Task to complete — Copy everything in the listing below word for word, apart from any images.
··· Material supplied ···
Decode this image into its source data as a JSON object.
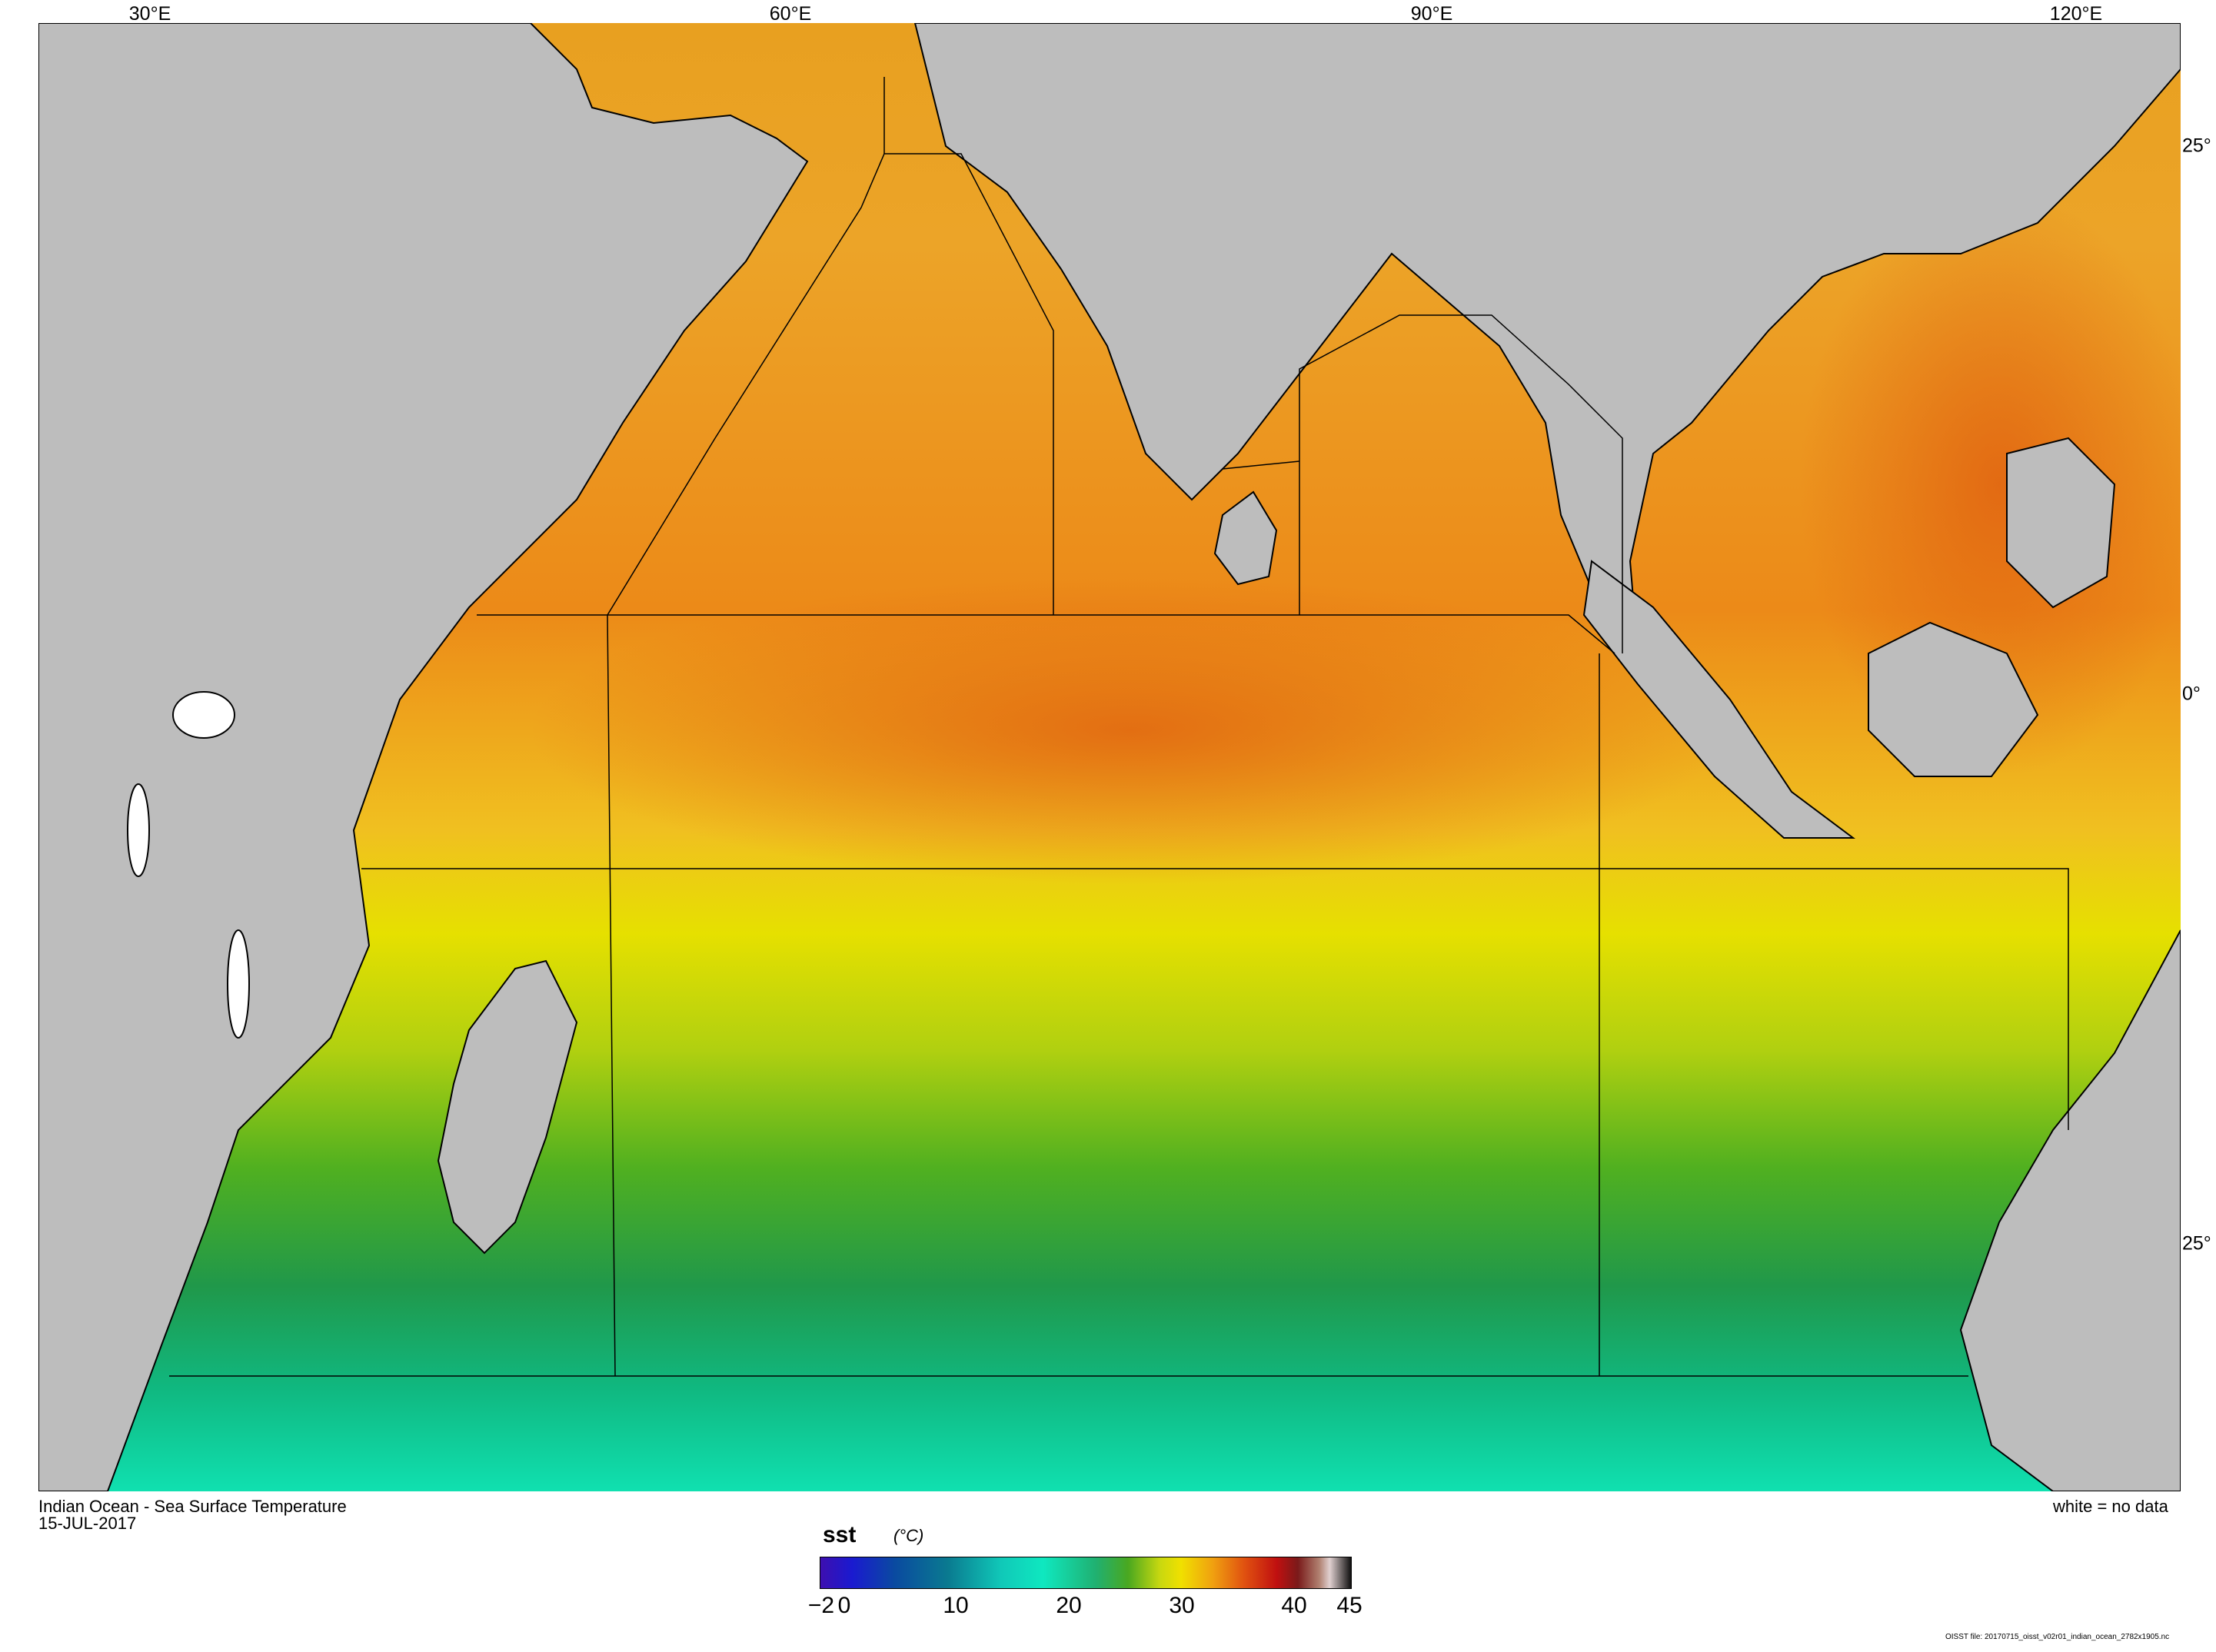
{
  "map": {
    "lon_labels": [
      "30°E",
      "60°E",
      "90°E",
      "120°E"
    ],
    "lat_labels": [
      "25°",
      "0°",
      "25°"
    ],
    "grid_colors": {
      "land": "#bdbdbd",
      "frame": "#000000"
    }
  },
  "captions": {
    "title": "Indian Ocean - Sea Surface Temperature",
    "date": "15-JUL-2017",
    "legend_note": "white = no data",
    "file_note": "OISST file: 20170715_oisst_v02r01_indian_ocean_2782x1905.nc"
  },
  "colorbar": {
    "variable": "sst",
    "unit": "(°C)",
    "ticks": [
      "−2",
      "0",
      "10",
      "20",
      "30",
      "40",
      "45"
    ]
  }
}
···
Solution for this task —
Decode this image into its source data as a JSON object.
{
  "map": {
    "lon_labels": [
      "30°E",
      "60°E",
      "90°E",
      "120°E"
    ],
    "lat_labels": [
      "25°",
      "0°",
      "25°"
    ],
    "grid_colors": {
      "land": "#bdbdbd",
      "frame": "#000000"
    }
  },
  "captions": {
    "title": "Indian Ocean - Sea Surface Temperature",
    "date": "15-JUL-2017",
    "legend_note": "white = no data",
    "file_note": "OISST file: 20170715_oisst_v02r01_indian_ocean_2782x1905.nc"
  },
  "colorbar": {
    "variable": "sst",
    "unit": "(°C)",
    "ticks": [
      "−2",
      "0",
      "10",
      "20",
      "30",
      "40",
      "45"
    ]
  }
}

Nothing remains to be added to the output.